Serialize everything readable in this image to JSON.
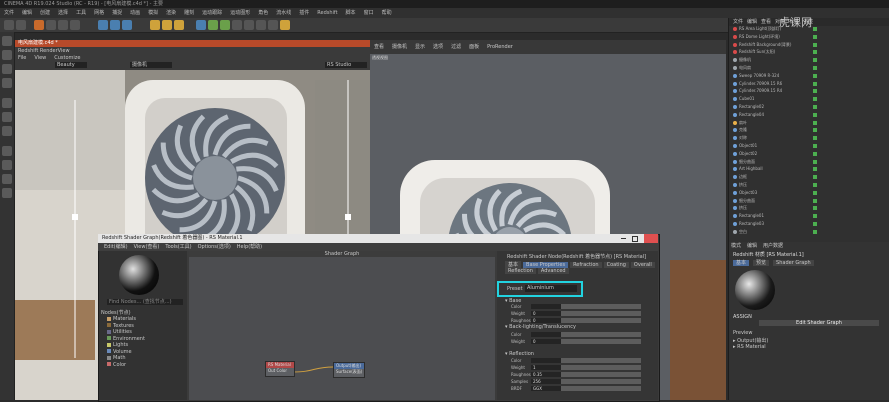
{
  "app": {
    "title": "CINEMA 4D R19.024 Studio (RC - R19) - [电风扇建模.c4d *] - 主要",
    "menu": [
      "文件",
      "编辑",
      "创建",
      "选择",
      "工具",
      "网格",
      "捕捉",
      "动画",
      "模拟",
      "渲染",
      "雕刻",
      "运动跟踪",
      "运动图形",
      "角色",
      "流水线",
      "插件",
      "Redshift",
      "脚本",
      "窗口",
      "帮助"
    ]
  },
  "watermark": "虎课网",
  "left_viewport": {
    "tabs": [
      "File",
      "View",
      "Customize"
    ],
    "title_tab": "电风扇建模.c4d *",
    "panel_title": "Redshift RenderView",
    "beauty_label": "Beauty",
    "toolbar_label": "摄像机",
    "aov_label": "RS Studio"
  },
  "right_viewport": {
    "menu": [
      "查看",
      "摄像机",
      "显示",
      "选项",
      "过滤",
      "面板",
      "ProRender"
    ],
    "label": "透视视图"
  },
  "scene_tree": {
    "header": [
      "文件",
      "编辑",
      "查看",
      "对象",
      "标签",
      "书签"
    ],
    "items": [
      {
        "label": "RS Area Light(顶部灯)",
        "color": "#d94a4a"
      },
      {
        "label": "RS Dome Light(环境)",
        "color": "#d94a4a"
      },
      {
        "label": "Redshift Background(背景)",
        "color": "#d94a4a"
      },
      {
        "label": "Redshift Sun(太阳)",
        "color": "#d94a4a"
      },
      {
        "label": "摄像机",
        "color": "#9fa6ad"
      },
      {
        "label": "电风扇",
        "color": "#9fa6ad"
      },
      {
        "label": "Sweep 70909 R-324",
        "color": "#6fa0d8"
      },
      {
        "label": "Cylinder.70909.15 R6",
        "color": "#6fa0d8"
      },
      {
        "label": "Cylinder.70909.15 R4",
        "color": "#6fa0d8"
      },
      {
        "label": "Cube01",
        "color": "#6fa0d8"
      },
      {
        "label": "Rectangle02",
        "color": "#6fa0d8"
      },
      {
        "label": "Rectangle04",
        "color": "#6fa0d8"
      },
      {
        "label": "扇叶",
        "color": "#e8b04a"
      },
      {
        "label": "克隆",
        "color": "#6fa0d8"
      },
      {
        "label": "对称",
        "color": "#6fa0d8"
      },
      {
        "label": "Object01",
        "color": "#6fa0d8"
      },
      {
        "label": "Object02",
        "color": "#6fa0d8"
      },
      {
        "label": "细分曲面",
        "color": "#6fa0d8"
      },
      {
        "label": "Art Highball",
        "color": "#6fa0d8"
      },
      {
        "label": "边框",
        "color": "#6fa0d8"
      },
      {
        "label": "挤压",
        "color": "#6fa0d8"
      },
      {
        "label": "Object03",
        "color": "#6fa0d8"
      },
      {
        "label": "细分曲面",
        "color": "#6fa0d8"
      },
      {
        "label": "挤压",
        "color": "#6fa0d8"
      },
      {
        "label": "Rectangle01",
        "color": "#6fa0d8"
      },
      {
        "label": "Rectangle03",
        "color": "#6fa0d8"
      },
      {
        "label": "空白",
        "color": "#9fa6ad"
      }
    ]
  },
  "attributes": {
    "tabs": [
      "模式",
      "编辑",
      "用户数据"
    ],
    "title": "Redshift 材质 [RS Material.1]",
    "sub_tabs": [
      "基本",
      "预览",
      "Shader Graph"
    ],
    "assign_label": "ASSIGN",
    "edit_button": "Edit Shader Graph",
    "preview_label": "Preview",
    "output": "▸ Output(输出)",
    "rs_material": "▸ RS Material"
  },
  "shader_window": {
    "title": "Redshift Shader Graph(Redshift 着色器图) - RS Material.1",
    "menu": [
      "Edit(编辑)",
      "View(查看)",
      "Tools(工具)",
      "Options(选项)",
      "Help(帮助)"
    ],
    "graph_title": "Shader Graph",
    "find_placeholder": "Find Nodes... (查找节点...)",
    "nodes_label": "Nodes(节点)",
    "categories": [
      {
        "label": "Materials",
        "color": "#c8a06a"
      },
      {
        "label": "Textures",
        "color": "#8a6a3a"
      },
      {
        "label": "Utilities",
        "color": "#6a6a8a"
      },
      {
        "label": "Environment",
        "color": "#6a9a5a"
      },
      {
        "label": "Lights",
        "color": "#c8c86a"
      },
      {
        "label": "Volume",
        "color": "#6a8aba"
      },
      {
        "label": "Math",
        "color": "#8a8a8a"
      },
      {
        "label": "Color",
        "color": "#c86a6a"
      }
    ],
    "node_material": {
      "title": "RS Material",
      "port": "Out Color"
    },
    "node_output": {
      "title": "Output(输出)",
      "port": "Surface(表面)"
    },
    "props_title": "Redshift Shader Node(Redshift 着色器节点) [RS Material]",
    "props_tabs": [
      "基本",
      "Base Properties",
      "Refraction",
      "Coating",
      "Overall"
    ],
    "props_tabs2": [
      "Reflection",
      "Advanced"
    ],
    "preset_label": "Preset",
    "preset_value": "Aluminium",
    "section_base": "▾ Base",
    "section_bl": "▾ Back-lighting/Translucency",
    "section_refl": "▾ Reflection",
    "rows": [
      {
        "k": "Color",
        "v": ""
      },
      {
        "k": "Weight",
        "v": "0"
      },
      {
        "k": "Roughness",
        "v": "0"
      },
      {
        "k": "Color",
        "v": ""
      },
      {
        "k": "Weight",
        "v": "0"
      },
      {
        "k": "Color",
        "v": ""
      },
      {
        "k": "Weight",
        "v": "1"
      },
      {
        "k": "Roughness",
        "v": "0.35"
      },
      {
        "k": "Samples",
        "v": "256"
      },
      {
        "k": "BRDF",
        "v": "GGX"
      }
    ]
  }
}
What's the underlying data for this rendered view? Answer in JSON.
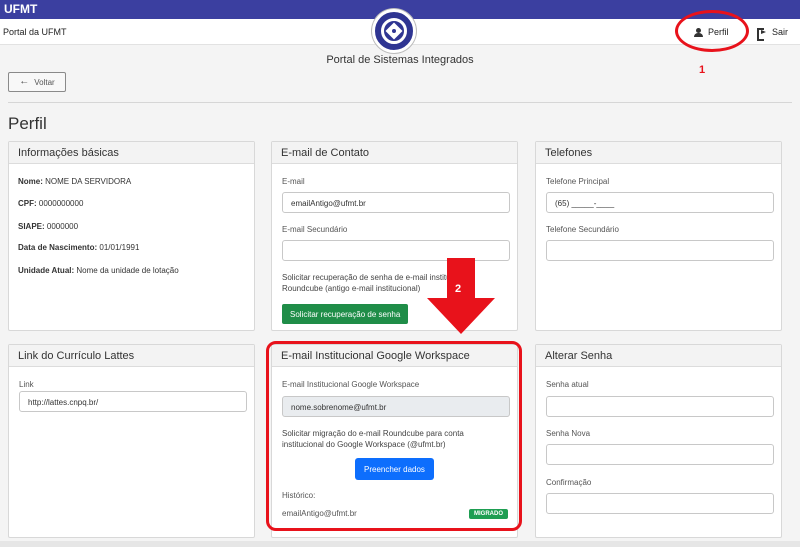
{
  "header": {
    "brand": "UFMT",
    "portal_link": "Portal da UFMT",
    "profile_label": "Perfil",
    "logout_label": "Sair",
    "subtitle": "Portal de Sistemas Integrados"
  },
  "annotations": {
    "one": "1",
    "two": "2"
  },
  "nav": {
    "back_label": "Voltar"
  },
  "page": {
    "title": "Perfil"
  },
  "basic_info": {
    "title": "Informações básicas",
    "name_label": "Nome:",
    "name_value": "NOME DA SERVIDORA",
    "cpf_label": "CPF:",
    "cpf_value": "0000000000",
    "siape_label": "SIAPE:",
    "siape_value": "0000000",
    "birth_label": "Data de Nascimento:",
    "birth_value": "01/01/1991",
    "unit_label": "Unidade Atual:",
    "unit_value": "Nome da unidade de lotação"
  },
  "contact_email": {
    "title": "E-mail de Contato",
    "email_label": "E-mail",
    "email_value": "emailAntigo@ufmt.br",
    "secondary_label": "E-mail Secundário",
    "secondary_value": "",
    "helper": "Solicitar recuperação de senha de e-mail institucional Roundcube (antigo e-mail institucional)",
    "button_label": "Solicitar recuperação de senha"
  },
  "phones": {
    "title": "Telefones",
    "main_label": "Telefone Principal",
    "main_value": "(65) _____-____",
    "secondary_label": "Telefone Secundário",
    "secondary_value": ""
  },
  "lattes": {
    "title": "Link do Currículo Lattes",
    "link_label": "Link",
    "link_value": "http://lattes.cnpq.br/"
  },
  "google_workspace": {
    "title": "E-mail Institucional Google Workspace",
    "email_label": "E-mail Institucional Google Workspace",
    "email_value": "nome.sobrenome@ufmt.br",
    "helper": "Solicitar migração do e-mail Roundcube para conta institucional do Google Workspace (@ufmt.br)",
    "button_label": "Preencher dados",
    "history_label": "Histórico:",
    "history_email": "emailAntigo@ufmt.br",
    "history_status": "MIGRADO"
  },
  "password": {
    "title": "Alterar Senha",
    "current_label": "Senha atual",
    "new_label": "Senha Nova",
    "confirm_label": "Confirmação"
  },
  "colors": {
    "topbar": "#3b3fa0",
    "annotation": "#e8121b",
    "button_green": "#1f8d48",
    "button_blue": "#0d6efd",
    "badge": "#1e9e52"
  }
}
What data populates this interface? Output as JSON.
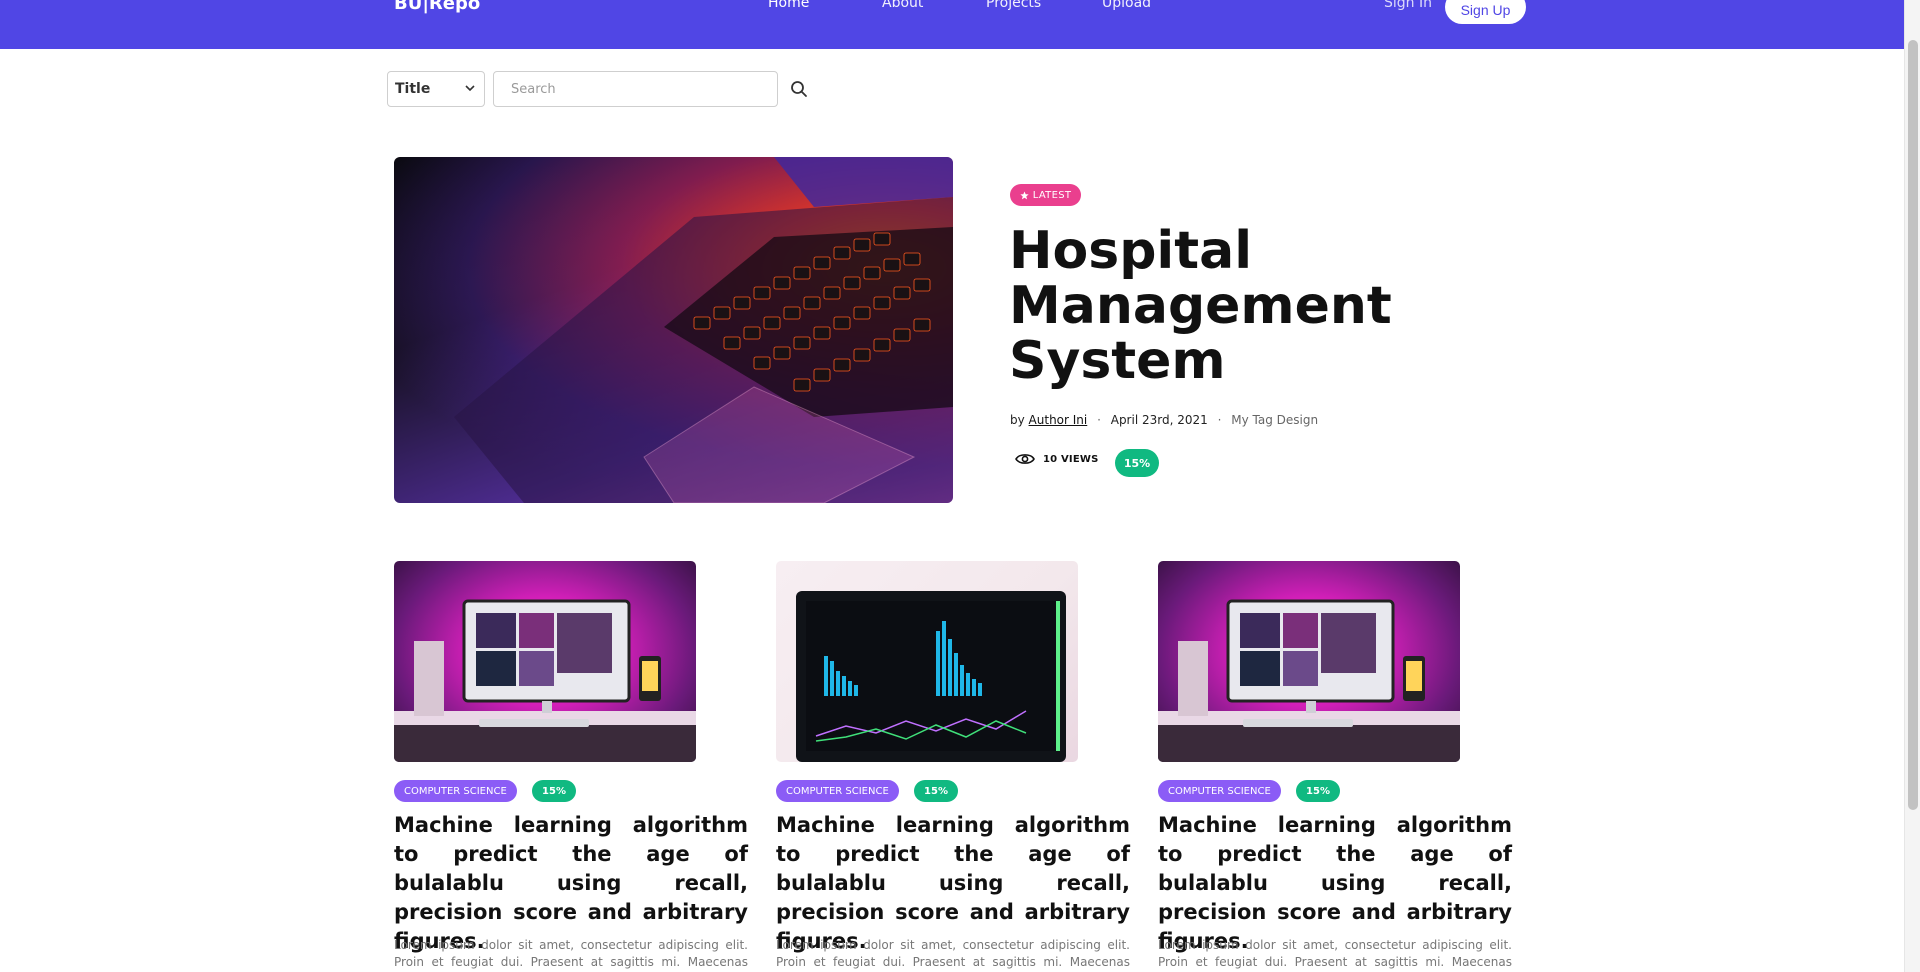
{
  "navbar": {
    "brand": "BU|Repo",
    "links": [
      "Home",
      "About",
      "Projects",
      "Upload"
    ],
    "sign_in": "Sign In",
    "sign_up": "Sign Up"
  },
  "search": {
    "filter_selected": "Title",
    "placeholder": "Search",
    "icon": "search-icon"
  },
  "featured": {
    "badge": "LATEST",
    "badge_icon": "star-icon",
    "title": "Hospital Management System",
    "by_label": "by",
    "author": "Author Ini",
    "date": "April 23rd, 2021",
    "tag": "My Tag Design",
    "views": "10 VIEWS",
    "views_icon": "eye-icon",
    "percent": "15%"
  },
  "projects": [
    {
      "category": "COMPUTER SCIENCE",
      "percent": "15%",
      "title": "Machine learning algorithm to predict the age of bulalablu using recall, precision score and arbitrary figures.",
      "excerpt": "Lorem ipsum dolor sit amet, consectetur adipiscing elit. Proin et feugiat dui. Praesent at sagittis mi. Maecenas bibendum"
    },
    {
      "category": "COMPUTER SCIENCE",
      "percent": "15%",
      "title": "Machine learning algorithm to predict the age of bulalablu using recall, precision score and arbitrary figures.",
      "excerpt": "Lorem ipsum dolor sit amet, consectetur adipiscing elit. Proin et feugiat dui. Praesent at sagittis mi. Maecenas bibendum"
    },
    {
      "category": "COMPUTER SCIENCE",
      "percent": "15%",
      "title": "Machine learning algorithm to predict the age of bulalablu using recall, precision score and arbitrary figures.",
      "excerpt": "Lorem ipsum dolor sit amet, consectetur adipiscing elit. Proin et feugiat dui. Praesent at sagittis mi. Maecenas bibendum"
    }
  ],
  "colors": {
    "navbar": "#5046e5",
    "latest_badge": "#ea3f8e",
    "percent_badge": "#10b981",
    "category_badge": "#8b5cf6"
  }
}
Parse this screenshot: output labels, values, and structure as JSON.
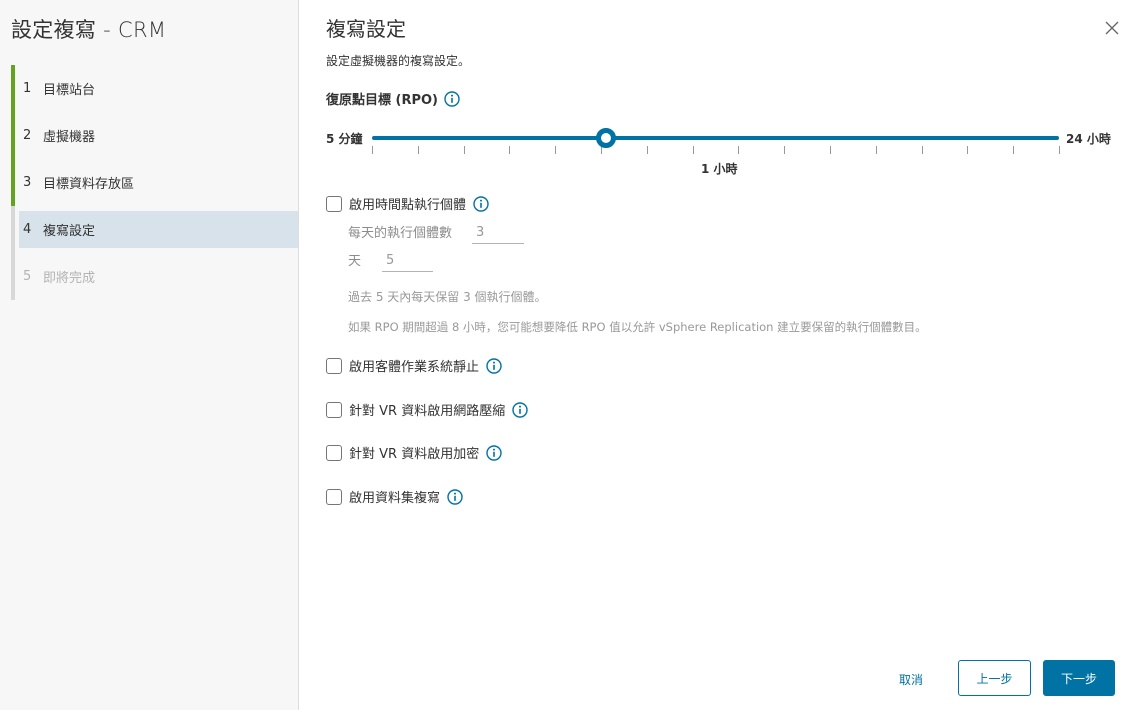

**What is needed:**
Lines holding the word "Portal" in the entries above are the ones to pull out. Copy them all.

**Expected answer:**
    "portal_link": "Portal da UFMT",
    "subtitle": "Portal de Sistemas Integrados"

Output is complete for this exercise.